*Exercise requirements*:
Write the data below out exactly as it stands. Do not include the pictures.

Data excerpts:
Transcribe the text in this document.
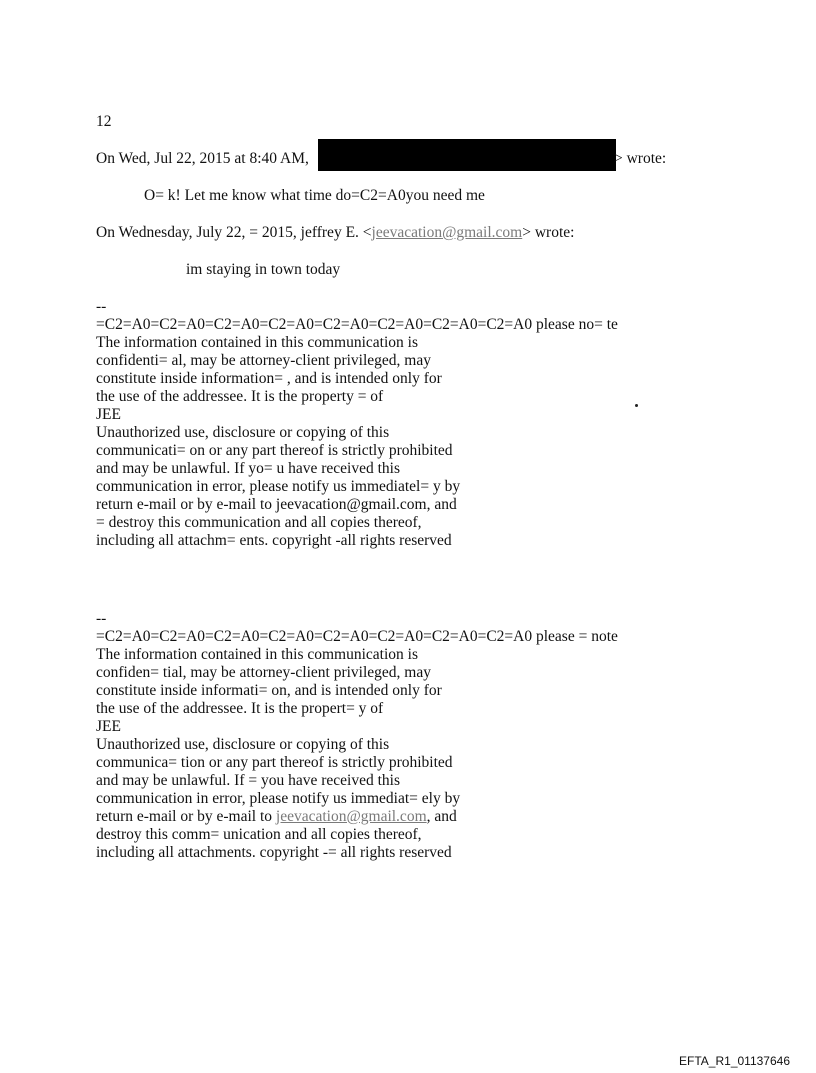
12
On Wed, Jul 22, 2015 at 8:40 AM,	> wrote:
O= k! Let me know what time do=C2=A0you need me
On Wednesday, July 22, = 2015, jeffrey E. <jeevacation@gmail.com> wrote:
im staying in town today
--
=C2=A0=C2=A0=C2=A0=C2=A0=C2=A0=C2=A0=C2=A0=C2=A0 please no= te
The information contained in this communication is
confidenti= al, may be attorney-client privileged, may
constitute inside information= , and is intended only for
the use of the addressee. It is the property = of
JEE
Unauthorized use, disclosure or copying of this
communicati= on or any part thereof is strictly prohibited
and may be unlawful. If yo= u have received this
communication in error, please notify us immediatel= y by
return e-mail or by e-mail to jeevacation@gmail.com, and
= destroy this communication and all copies thereof,
including all attachm= ents. copyright -all rights reserved
--
=C2=A0=C2=A0=C2=A0=C2=A0=C2=A0=C2=A0=C2=A0=C2=A0 please = note
The information contained in this communication is
confiden= tial, may be attorney-client privileged, may
constitute inside informati= on, and is intended only for
the use of the addressee. It is the propert= y of
JEE
Unauthorized use, disclosure or copying of this
communica= tion or any part thereof is strictly prohibited
and may be unlawful. If = you have received this
communication in error, please notify us immediat= ely by
return e-mail or by e-mail to jeevacation@gmail.com, and
destroy this comm= unication and all copies thereof,
including all attachments. copyright -= all rights reserved
EFTA_R1_01137646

*Answer for the task*:
Transcribe the text in this document.
12
On Wed, Jul 22, 2015 at 8:40 AM,	> wrote:
O= k! Let me know what time do=C2=A0you need me
On Wednesday, July 22, = 2015, jeffrey E. <jeevacation@gmail.com> wrote:
im staying in town today
--
=C2=A0=C2=A0=C2=A0=C2=A0=C2=A0=C2=A0=C2=A0=C2=A0 please no= te
The information contained in this communication is
confidenti= al, may be attorney-client privileged, may
constitute inside information= , and is intended only for
the use of the addressee. It is the property = of
JEE
Unauthorized use, disclosure or copying of this
communicati= on or any part thereof is strictly prohibited
and may be unlawful. If yo= u have received this
communication in error, please notify us immediatel= y by
return e-mail or by e-mail to jeevacation@gmail.com, and
= destroy this communication and all copies thereof,
including all attachm= ents. copyright -all rights reserved
--
=C2=A0=C2=A0=C2=A0=C2=A0=C2=A0=C2=A0=C2=A0=C2=A0 please = note
The information contained in this communication is
confiden= tial, may be attorney-client privileged, may
constitute inside informati= on, and is intended only for
the use of the addressee. It is the propert= y of
JEE
Unauthorized use, disclosure or copying of this
communica= tion or any part thereof is strictly prohibited
and may be unlawful. If = you have received this
communication in error, please notify us immediat= ely by
return e-mail or by e-mail to jeevacation@gmail.com, and
destroy this comm= unication and all copies thereof,
including all attachments. copyright -= all rights reserved
EFTA_R1_01137646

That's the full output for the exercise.